→ EXERCISE DETAILS
The records are to be restated in their entirety, word for word.

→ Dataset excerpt
>> Start

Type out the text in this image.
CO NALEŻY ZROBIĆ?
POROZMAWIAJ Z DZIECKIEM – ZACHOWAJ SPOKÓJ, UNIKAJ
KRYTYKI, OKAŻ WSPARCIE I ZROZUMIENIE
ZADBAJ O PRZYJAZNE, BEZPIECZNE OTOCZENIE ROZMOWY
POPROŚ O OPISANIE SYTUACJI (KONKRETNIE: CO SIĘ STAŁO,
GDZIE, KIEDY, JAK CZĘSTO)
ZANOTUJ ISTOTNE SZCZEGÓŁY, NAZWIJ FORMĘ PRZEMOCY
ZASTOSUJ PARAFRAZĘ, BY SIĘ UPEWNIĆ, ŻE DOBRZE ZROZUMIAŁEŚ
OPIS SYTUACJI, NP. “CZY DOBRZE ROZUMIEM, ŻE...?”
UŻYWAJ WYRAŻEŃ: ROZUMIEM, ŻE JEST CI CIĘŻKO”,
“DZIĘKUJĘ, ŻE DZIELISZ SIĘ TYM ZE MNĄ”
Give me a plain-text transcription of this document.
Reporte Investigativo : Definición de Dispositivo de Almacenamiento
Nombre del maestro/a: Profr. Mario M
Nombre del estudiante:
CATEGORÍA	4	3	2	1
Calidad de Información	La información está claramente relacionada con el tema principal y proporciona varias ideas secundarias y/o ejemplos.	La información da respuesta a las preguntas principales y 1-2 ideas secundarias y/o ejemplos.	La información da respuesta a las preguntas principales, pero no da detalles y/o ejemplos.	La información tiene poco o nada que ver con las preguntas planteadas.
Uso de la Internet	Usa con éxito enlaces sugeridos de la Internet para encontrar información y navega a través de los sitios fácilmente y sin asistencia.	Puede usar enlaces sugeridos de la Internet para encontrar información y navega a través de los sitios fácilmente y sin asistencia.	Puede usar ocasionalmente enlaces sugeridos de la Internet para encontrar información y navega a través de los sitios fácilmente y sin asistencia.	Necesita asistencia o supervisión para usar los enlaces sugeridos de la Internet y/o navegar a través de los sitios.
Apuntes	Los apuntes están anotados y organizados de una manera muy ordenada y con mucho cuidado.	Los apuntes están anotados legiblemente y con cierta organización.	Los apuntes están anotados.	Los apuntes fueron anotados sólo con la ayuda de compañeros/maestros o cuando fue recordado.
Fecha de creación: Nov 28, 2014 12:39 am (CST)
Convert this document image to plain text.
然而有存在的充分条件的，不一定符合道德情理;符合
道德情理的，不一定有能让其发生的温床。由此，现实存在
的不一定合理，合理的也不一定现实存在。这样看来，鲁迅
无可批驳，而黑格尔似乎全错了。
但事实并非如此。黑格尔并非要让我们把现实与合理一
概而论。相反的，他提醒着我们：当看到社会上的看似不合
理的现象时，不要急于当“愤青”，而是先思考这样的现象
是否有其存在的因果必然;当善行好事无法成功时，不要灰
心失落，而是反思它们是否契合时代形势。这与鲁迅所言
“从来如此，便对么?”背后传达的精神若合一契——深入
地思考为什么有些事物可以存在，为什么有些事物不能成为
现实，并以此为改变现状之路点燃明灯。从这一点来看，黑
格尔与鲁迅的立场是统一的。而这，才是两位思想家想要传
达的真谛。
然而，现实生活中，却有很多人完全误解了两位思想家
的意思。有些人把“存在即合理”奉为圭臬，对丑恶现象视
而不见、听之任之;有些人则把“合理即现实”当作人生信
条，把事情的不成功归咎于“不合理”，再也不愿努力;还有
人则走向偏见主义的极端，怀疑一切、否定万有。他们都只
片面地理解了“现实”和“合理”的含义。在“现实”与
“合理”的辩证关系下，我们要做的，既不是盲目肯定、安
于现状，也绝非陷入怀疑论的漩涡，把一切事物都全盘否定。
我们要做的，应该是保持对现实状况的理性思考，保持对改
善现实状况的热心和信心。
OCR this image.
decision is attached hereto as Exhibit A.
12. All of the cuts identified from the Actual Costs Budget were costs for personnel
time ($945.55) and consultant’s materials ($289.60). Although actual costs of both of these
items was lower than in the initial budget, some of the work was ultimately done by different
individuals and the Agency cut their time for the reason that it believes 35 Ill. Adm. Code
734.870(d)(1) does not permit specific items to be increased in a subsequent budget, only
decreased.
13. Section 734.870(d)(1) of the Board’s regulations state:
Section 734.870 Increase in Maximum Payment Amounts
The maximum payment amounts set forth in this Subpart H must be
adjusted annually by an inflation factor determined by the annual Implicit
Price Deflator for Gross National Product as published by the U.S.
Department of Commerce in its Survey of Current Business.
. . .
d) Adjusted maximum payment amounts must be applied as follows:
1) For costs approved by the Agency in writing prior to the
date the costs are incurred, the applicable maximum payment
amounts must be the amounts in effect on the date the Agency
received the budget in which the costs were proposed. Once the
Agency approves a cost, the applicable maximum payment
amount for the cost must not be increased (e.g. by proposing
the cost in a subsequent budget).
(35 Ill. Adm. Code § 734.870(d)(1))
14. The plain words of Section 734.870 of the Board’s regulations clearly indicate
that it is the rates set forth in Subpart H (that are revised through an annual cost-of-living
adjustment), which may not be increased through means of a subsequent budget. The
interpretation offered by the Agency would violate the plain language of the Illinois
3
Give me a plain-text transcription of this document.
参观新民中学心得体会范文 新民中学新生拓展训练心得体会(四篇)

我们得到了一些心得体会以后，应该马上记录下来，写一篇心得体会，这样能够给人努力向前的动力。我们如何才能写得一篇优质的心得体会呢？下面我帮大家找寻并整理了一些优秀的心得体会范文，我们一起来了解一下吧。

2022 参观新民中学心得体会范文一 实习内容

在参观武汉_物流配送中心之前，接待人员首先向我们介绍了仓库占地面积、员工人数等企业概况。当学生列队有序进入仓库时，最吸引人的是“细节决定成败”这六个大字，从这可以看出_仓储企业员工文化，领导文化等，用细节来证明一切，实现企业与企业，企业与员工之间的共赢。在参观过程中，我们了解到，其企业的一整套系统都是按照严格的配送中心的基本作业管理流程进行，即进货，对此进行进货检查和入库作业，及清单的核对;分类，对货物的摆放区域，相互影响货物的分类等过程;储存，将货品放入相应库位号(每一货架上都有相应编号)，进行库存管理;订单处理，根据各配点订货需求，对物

>> End

→ TASK SOLUTION
Type out the text in this image.
CO NALEŻY ZROBIĆ?
POROZMAWIAJ Z DZIECKIEM – ZACHOWAJ SPOKÓJ, UNIKAJ
KRYTYKI, OKAŻ WSPARCIE I ZROZUMIENIE
ZADBAJ O PRZYJAZNE, BEZPIECZNE OTOCZENIE ROZMOWY
POPROŚ O OPISANIE SYTUACJI (KONKRETNIE: CO SIĘ STAŁO,
GDZIE, KIEDY, JAK CZĘSTO)
ZANOTUJ ISTOTNE SZCZEGÓŁY, NAZWIJ FORMĘ PRZEMOCY
ZASTOSUJ PARAFRAZĘ, BY SIĘ UPEWNIĆ, ŻE DOBRZE ZROZUMIAŁEŚ
OPIS SYTUACJI, NP. “CZY DOBRZE ROZUMIEM, ŻE...?”
UŻYWAJ WYRAŻEŃ: ROZUMIEM, ŻE JEST CI CIĘŻKO”,
“DZIĘKUJĘ, ŻE DZIELISZ SIĘ TYM ZE MNĄ”
Give me a plain-text transcription of this document.
Reporte Investigativo : Definición de Dispositivo de Almacenamiento
Nombre del maestro/a: Profr. Mario M
Nombre del estudiante:
CATEGORÍA	4	3	2	1
Calidad de Información	La información está claramente relacionada con el tema principal y proporciona varias ideas secundarias y/o ejemplos.	La información da respuesta a las preguntas principales y 1-2 ideas secundarias y/o ejemplos.	La información da respuesta a las preguntas principales, pero no da detalles y/o ejemplos.	La información tiene poco o nada que ver con las preguntas planteadas.
Uso de la Internet	Usa con éxito enlaces sugeridos de la Internet para encontrar información y navega a través de los sitios fácilmente y sin asistencia.	Puede usar enlaces sugeridos de la Internet para encontrar información y navega a través de los sitios fácilmente y sin asistencia.	Puede usar ocasionalmente enlaces sugeridos de la Internet para encontrar información y navega a través de los sitios fácilmente y sin asistencia.	Necesita asistencia o supervisión para usar los enlaces sugeridos de la Internet y/o navegar a través de los sitios.
Apuntes	Los apuntes están anotados y organizados de una manera muy ordenada y con mucho cuidado.	Los apuntes están anotados legiblemente y con cierta organización.	Los apuntes están anotados.	Los apuntes fueron anotados sólo con la ayuda de compañeros/maestros o cuando fue recordado.
Fecha de creación: Nov 28, 2014 12:39 am (CST)
Convert this document image to plain text.
然而有存在的充分条件的，不一定符合道德情理;符合
道德情理的，不一定有能让其发生的温床。由此，现实存在
的不一定合理，合理的也不一定现实存在。这样看来，鲁迅
无可批驳，而黑格尔似乎全错了。
但事实并非如此。黑格尔并非要让我们把现实与合理一
概而论。相反的，他提醒着我们：当看到社会上的看似不合
理的现象时，不要急于当“愤青”，而是先思考这样的现象
是否有其存在的因果必然;当善行好事无法成功时，不要灰
心失落，而是反思它们是否契合时代形势。这与鲁迅所言
“从来如此，便对么?”背后传达的精神若合一契——深入
地思考为什么有些事物可以存在，为什么有些事物不能成为
现实，并以此为改变现状之路点燃明灯。从这一点来看，黑
格尔与鲁迅的立场是统一的。而这，才是两位思想家想要传
达的真谛。
然而，现实生活中，却有很多人完全误解了两位思想家
的意思。有些人把“存在即合理”奉为圭臬，对丑恶现象视
而不见、听之任之;有些人则把“合理即现实”当作人生信
条，把事情的不成功归咎于“不合理”，再也不愿努力;还有
人则走向偏见主义的极端，怀疑一切、否定万有。他们都只
片面地理解了“现实”和“合理”的含义。在“现实”与
“合理”的辩证关系下，我们要做的，既不是盲目肯定、安
于现状，也绝非陷入怀疑论的漩涡，把一切事物都全盘否定。
我们要做的，应该是保持对现实状况的理性思考，保持对改
善现实状况的热心和信心。
OCR this image.
decision is attached hereto as Exhibit A.
12. All of the cuts identified from the Actual Costs Budget were costs for personnel
time ($945.55) and consultant’s materials ($289.60). Although actual costs of both of these
items was lower than in the initial budget, some of the work was ultimately done by different
individuals and the Agency cut their time for the reason that it believes 35 Ill. Adm. Code
734.870(d)(1) does not permit specific items to be increased in a subsequent budget, only
decreased.
13. Section 734.870(d)(1) of the Board’s regulations state:
Section 734.870 Increase in Maximum Payment Amounts
The maximum payment amounts set forth in this Subpart H must be
adjusted annually by an inflation factor determined by the annual Implicit
Price Deflator for Gross National Product as published by the U.S.
Department of Commerce in its Survey of Current Business.
. . .
d) Adjusted maximum payment amounts must be applied as follows:
1) For costs approved by the Agency in writing prior to the
date the costs are incurred, the applicable maximum payment
amounts must be the amounts in effect on the date the Agency
received the budget in which the costs were proposed. Once the
Agency approves a cost, the applicable maximum payment
amount for the cost must not be increased (e.g. by proposing
the cost in a subsequent budget).
(35 Ill. Adm. Code § 734.870(d)(1))
14. The plain words of Section 734.870 of the Board’s regulations clearly indicate
that it is the rates set forth in Subpart H (that are revised through an annual cost-of-living
adjustment), which may not be increased through means of a subsequent budget. The
interpretation offered by the Agency would violate the plain language of the Illinois
3
Give me a plain-text transcription of this document.
参观新民中学心得体会范文 新民中学新生拓展训练心得体会(四篇)

我们得到了一些心得体会以后，应该马上记录下来，写一篇心得体会，这样能够给人努力向前的动力。我们如何才能写得一篇优质的心得体会呢？下面我帮大家找寻并整理了一些优秀的心得体会范文，我们一起来了解一下吧。

2022 参观新民中学心得体会范文一 实习内容

在参观武汉_物流配送中心之前，接待人员首先向我们介绍了仓库占地面积、员工人数等企业概况。当学生列队有序进入仓库时，最吸引人的是“细节决定成败”这六个大字，从这可以看出_仓储企业员工文化，领导文化等，用细节来证明一切，实现企业与企业，企业与员工之间的共赢。在参观过程中，我们了解到，其企业的一整套系统都是按照严格的配送中心的基本作业管理流程进行，即进货，对此进行进货检查和入库作业，及清单的核对;分类，对货物的摆放区域，相互影响货物的分类等过程;储存，将货品放入相应库位号(每一货架上都有相应编号)，进行库存管理;订单处理，根据各配点订货需求，对物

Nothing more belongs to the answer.